### Task statement
With the pictures left out, copy the listing below exactly.
** Start Dataset records **
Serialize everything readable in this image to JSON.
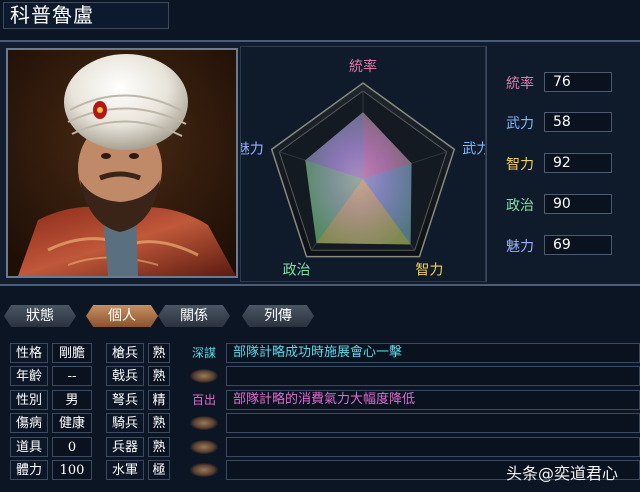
{
  "officer": {
    "name": "科普魯盧"
  },
  "radar": {
    "labels": {
      "lead": "統率",
      "war": "武力",
      "int": "智力",
      "pol": "政治",
      "cha": "魅力"
    },
    "values": {
      "lead": 76,
      "war": 58,
      "int": 92,
      "pol": 90,
      "cha": 69
    },
    "max": 100
  },
  "stats": [
    {
      "label": "統率",
      "value": "76",
      "color": "#e07aa8"
    },
    {
      "label": "武力",
      "value": "58",
      "color": "#7fb8ff"
    },
    {
      "label": "智力",
      "value": "92",
      "color": "#f0d060"
    },
    {
      "label": "政治",
      "value": "90",
      "color": "#7fe0a0"
    },
    {
      "label": "魅力",
      "value": "69",
      "color": "#9ab0ff"
    }
  ],
  "tabs": [
    {
      "label": "狀態",
      "active": false
    },
    {
      "label": "個人",
      "active": true
    },
    {
      "label": "關係",
      "active": false
    },
    {
      "label": "列傳",
      "active": false
    }
  ],
  "personal": [
    {
      "label": "性格",
      "value": "剛膽"
    },
    {
      "label": "年齡",
      "value": "--"
    },
    {
      "label": "性別",
      "value": "男"
    },
    {
      "label": "傷病",
      "value": "健康"
    },
    {
      "label": "道具",
      "value": "0"
    },
    {
      "label": "體力",
      "value": "100"
    }
  ],
  "aptitudes": [
    {
      "label": "槍兵",
      "value": "熟"
    },
    {
      "label": "戟兵",
      "value": "熟"
    },
    {
      "label": "弩兵",
      "value": "精"
    },
    {
      "label": "騎兵",
      "value": "熟"
    },
    {
      "label": "兵器",
      "value": "熟"
    },
    {
      "label": "水軍",
      "value": "極"
    }
  ],
  "skills": [
    {
      "tag": "深謀",
      "tag_color": "#5fd8e8",
      "desc": "部隊計略成功時施展會心一擊",
      "desc_color": "#5fd8e8"
    },
    {
      "tag": "",
      "desc": ""
    },
    {
      "tag": "百出",
      "tag_color": "#e06ad0",
      "desc": "部隊計略的消費氣力大幅度降低",
      "desc_color": "#e06ad0"
    },
    {
      "tag": "",
      "desc": ""
    },
    {
      "tag": "",
      "desc": ""
    },
    {
      "tag": "",
      "desc": ""
    }
  ],
  "watermark": "头条@奕道君心"
}
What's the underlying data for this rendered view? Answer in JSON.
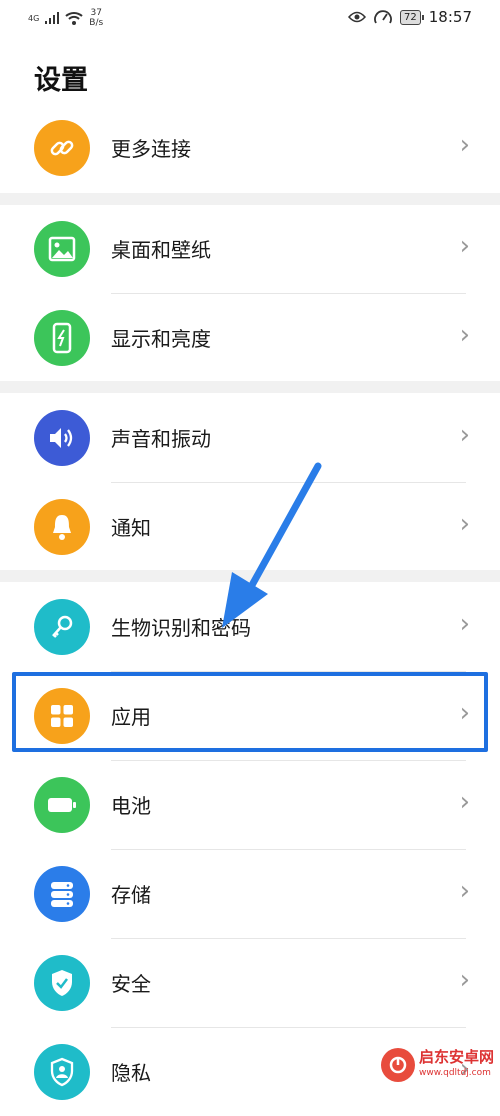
{
  "statusbar": {
    "network": "4G",
    "speed_value": "37",
    "speed_unit": "B/s",
    "battery": "72",
    "time": "18:57"
  },
  "page": {
    "title": "设置"
  },
  "colors": {
    "orange": "#f7a21b",
    "green": "#3cc55a",
    "indigo": "#3d5bd6",
    "teal": "#1fbcc9",
    "blue": "#2b7de9",
    "highlight": "#1e6fe0"
  },
  "items": [
    {
      "label": "更多连接",
      "icon": "link-icon",
      "color": "#f7a21b"
    },
    {
      "label": "桌面和壁纸",
      "icon": "image-icon",
      "color": "#3cc55a"
    },
    {
      "label": "显示和亮度",
      "icon": "phone-brightness-icon",
      "color": "#3cc55a"
    },
    {
      "label": "声音和振动",
      "icon": "speaker-icon",
      "color": "#3d5bd6"
    },
    {
      "label": "通知",
      "icon": "bell-icon",
      "color": "#f7a21b"
    },
    {
      "label": "生物识别和密码",
      "icon": "key-icon",
      "color": "#1fbcc9"
    },
    {
      "label": "应用",
      "icon": "apps-grid-icon",
      "color": "#f7a21b"
    },
    {
      "label": "电池",
      "icon": "battery-icon",
      "color": "#3cc55a"
    },
    {
      "label": "存储",
      "icon": "storage-icon",
      "color": "#2b7de9"
    },
    {
      "label": "安全",
      "icon": "shield-check-icon",
      "color": "#1fbcc9"
    },
    {
      "label": "隐私",
      "icon": "privacy-icon",
      "color": "#1fbcc9"
    }
  ],
  "watermark": {
    "name": "启东安卓网",
    "url": "www.qdltdj.com"
  }
}
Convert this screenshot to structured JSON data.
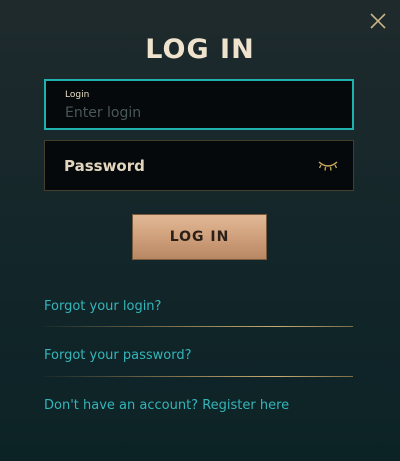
{
  "dialog": {
    "title": "LOG IN",
    "close_icon": "close-icon"
  },
  "login_field": {
    "label": "Login",
    "placeholder": "Enter login",
    "value": ""
  },
  "password_field": {
    "placeholder": "Password",
    "value": "",
    "toggle_icon": "eye-closed-icon"
  },
  "submit": {
    "label": "LOG IN"
  },
  "links": {
    "forgot_login": "Forgot your login?",
    "forgot_password": "Forgot your password?",
    "register": "Don't have an account? Register here"
  },
  "colors": {
    "accent_teal": "#1fb1ae",
    "link": "#34b5b9",
    "button_gold": "#cfa07b",
    "title": "#efe3cd"
  }
}
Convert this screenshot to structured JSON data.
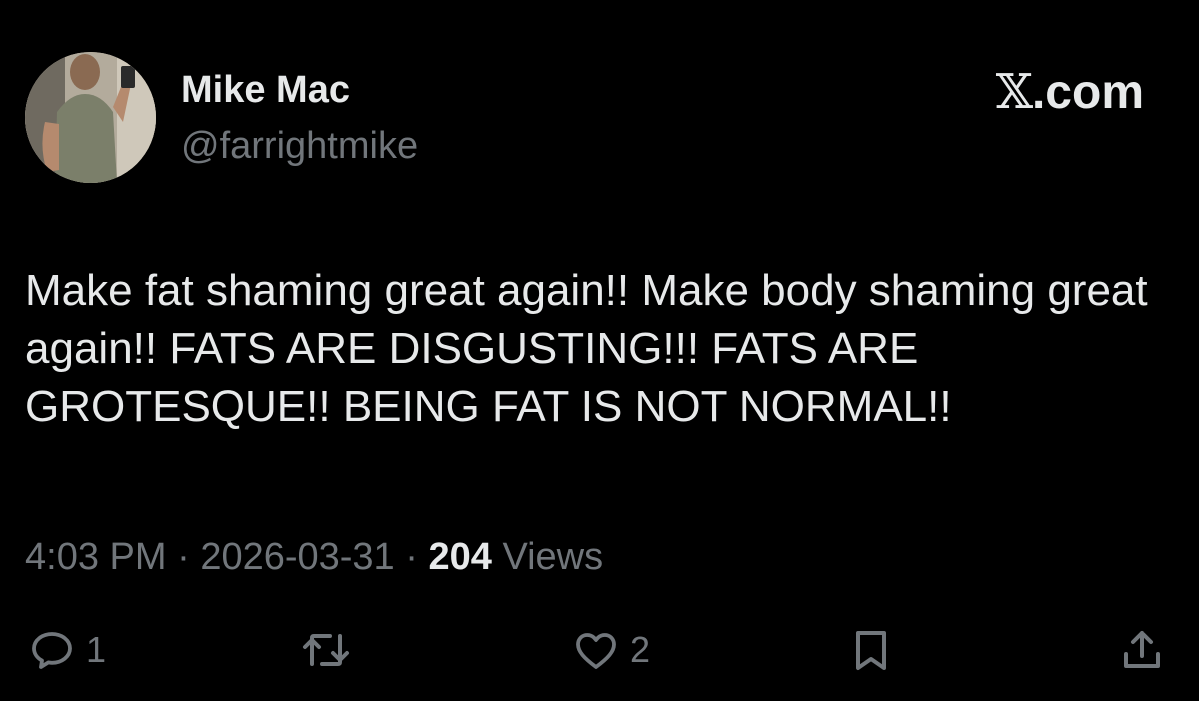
{
  "author": {
    "display_name": "Mike Mac",
    "handle": "@farrightmike"
  },
  "brand": {
    "logo_letter": "𝕏",
    "domain": ".com"
  },
  "tweet": {
    "text": "Make fat shaming great again!! Make body shaming great again!! FATS ARE DISGUSTING!!! FATS ARE GROTESQUE!! BEING FAT IS NOT NORMAL!!"
  },
  "meta": {
    "time": "4:03 PM",
    "separator": " · ",
    "date": "2026-03-31",
    "views_count": "204",
    "views_label": " Views"
  },
  "actions": {
    "reply": {
      "icon": "reply-icon",
      "count": "1"
    },
    "retweet": {
      "icon": "retweet-icon",
      "count": ""
    },
    "like": {
      "icon": "heart-icon",
      "count": "2"
    },
    "bookmark": {
      "icon": "bookmark-icon",
      "count": ""
    },
    "share": {
      "icon": "share-icon",
      "count": ""
    }
  },
  "colors": {
    "background": "#000000",
    "primary_text": "#e7e9ea",
    "secondary_text": "#71767b"
  }
}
** End Dataset records **
### Written solution
Serialize everything readable in this image to JSON.
{
  "officer": {
    "name": "科普魯盧"
  },
  "radar": {
    "labels": {
      "lead": "統率",
      "war": "武力",
      "int": "智力",
      "pol": "政治",
      "cha": "魅力"
    },
    "values": {
      "lead": 76,
      "war": 58,
      "int": 92,
      "pol": 90,
      "cha": 69
    },
    "max": 100
  },
  "stats": [
    {
      "label": "統率",
      "value": "76",
      "color": "#e07aa8"
    },
    {
      "label": "武力",
      "value": "58",
      "color": "#7fb8ff"
    },
    {
      "label": "智力",
      "value": "92",
      "color": "#f0d060"
    },
    {
      "label": "政治",
      "value": "90",
      "color": "#7fe0a0"
    },
    {
      "label": "魅力",
      "value": "69",
      "color": "#9ab0ff"
    }
  ],
  "tabs": [
    {
      "label": "狀態",
      "active": false
    },
    {
      "label": "個人",
      "active": true
    },
    {
      "label": "關係",
      "active": false
    },
    {
      "label": "列傳",
      "active": false
    }
  ],
  "personal": [
    {
      "label": "性格",
      "value": "剛膽"
    },
    {
      "label": "年齡",
      "value": "--"
    },
    {
      "label": "性別",
      "value": "男"
    },
    {
      "label": "傷病",
      "value": "健康"
    },
    {
      "label": "道具",
      "value": "0"
    },
    {
      "label": "體力",
      "value": "100"
    }
  ],
  "aptitudes": [
    {
      "label": "槍兵",
      "value": "熟"
    },
    {
      "label": "戟兵",
      "value": "熟"
    },
    {
      "label": "弩兵",
      "value": "精"
    },
    {
      "label": "騎兵",
      "value": "熟"
    },
    {
      "label": "兵器",
      "value": "熟"
    },
    {
      "label": "水軍",
      "value": "極"
    }
  ],
  "skills": [
    {
      "tag": "深謀",
      "tag_color": "#5fd8e8",
      "desc": "部隊計略成功時施展會心一擊",
      "desc_color": "#5fd8e8"
    },
    {
      "tag": "",
      "desc": ""
    },
    {
      "tag": "百出",
      "tag_color": "#e06ad0",
      "desc": "部隊計略的消費氣力大幅度降低",
      "desc_color": "#e06ad0"
    },
    {
      "tag": "",
      "desc": ""
    },
    {
      "tag": "",
      "desc": ""
    },
    {
      "tag": "",
      "desc": ""
    }
  ],
  "watermark": "头条@奕道君心"
}
What's the underlying data for this rendered view? Answer in JSON.
{
  "statusbar": {
    "network": "4G",
    "speed_value": "37",
    "speed_unit": "B/s",
    "battery": "72",
    "time": "18:57"
  },
  "page": {
    "title": "设置"
  },
  "colors": {
    "orange": "#f7a21b",
    "green": "#3cc55a",
    "indigo": "#3d5bd6",
    "teal": "#1fbcc9",
    "blue": "#2b7de9",
    "highlight": "#1e6fe0"
  },
  "items": [
    {
      "label": "更多连接",
      "icon": "link-icon",
      "color": "#f7a21b"
    },
    {
      "label": "桌面和壁纸",
      "icon": "image-icon",
      "color": "#3cc55a"
    },
    {
      "label": "显示和亮度",
      "icon": "phone-brightness-icon",
      "color": "#3cc55a"
    },
    {
      "label": "声音和振动",
      "icon": "speaker-icon",
      "color": "#3d5bd6"
    },
    {
      "label": "通知",
      "icon": "bell-icon",
      "color": "#f7a21b"
    },
    {
      "label": "生物识别和密码",
      "icon": "key-icon",
      "color": "#1fbcc9"
    },
    {
      "label": "应用",
      "icon": "apps-grid-icon",
      "color": "#f7a21b"
    },
    {
      "label": "电池",
      "icon": "battery-icon",
      "color": "#3cc55a"
    },
    {
      "label": "存储",
      "icon": "storage-icon",
      "color": "#2b7de9"
    },
    {
      "label": "安全",
      "icon": "shield-check-icon",
      "color": "#1fbcc9"
    },
    {
      "label": "隐私",
      "icon": "privacy-icon",
      "color": "#1fbcc9"
    }
  ],
  "watermark": {
    "name": "启东安卓网",
    "url": "www.qdltdj.com"
  }
}
Convert this screenshot to structured JSON data.
{
  "dialog": {
    "title": "LOG IN",
    "close_icon": "close-icon"
  },
  "login_field": {
    "label": "Login",
    "placeholder": "Enter login",
    "value": ""
  },
  "password_field": {
    "placeholder": "Password",
    "value": "",
    "toggle_icon": "eye-closed-icon"
  },
  "submit": {
    "label": "LOG IN"
  },
  "links": {
    "forgot_login": "Forgot your login?",
    "forgot_password": "Forgot your password?",
    "register": "Don't have an account? Register here"
  },
  "colors": {
    "accent_teal": "#1fb1ae",
    "link": "#34b5b9",
    "button_gold": "#cfa07b",
    "title": "#efe3cd"
  }
}
Convert this screenshot to structured JSON data.
{
  "author": {
    "display_name": "Mike Mac",
    "handle": "@farrightmike"
  },
  "brand": {
    "logo_letter": "𝕏",
    "domain": ".com"
  },
  "tweet": {
    "text": "Make fat shaming great again!! Make body shaming great again!! FATS ARE DISGUSTING!!! FATS ARE GROTESQUE!! BEING FAT IS NOT NORMAL!!"
  },
  "meta": {
    "time": "4:03 PM",
    "separator": " · ",
    "date": "2026-03-31",
    "views_count": "204",
    "views_label": " Views"
  },
  "actions": {
    "reply": {
      "icon": "reply-icon",
      "count": "1"
    },
    "retweet": {
      "icon": "retweet-icon",
      "count": ""
    },
    "like": {
      "icon": "heart-icon",
      "count": "2"
    },
    "bookmark": {
      "icon": "bookmark-icon",
      "count": ""
    },
    "share": {
      "icon": "share-icon",
      "count": ""
    }
  },
  "colors": {
    "background": "#000000",
    "primary_text": "#e7e9ea",
    "secondary_text": "#71767b"
  }
}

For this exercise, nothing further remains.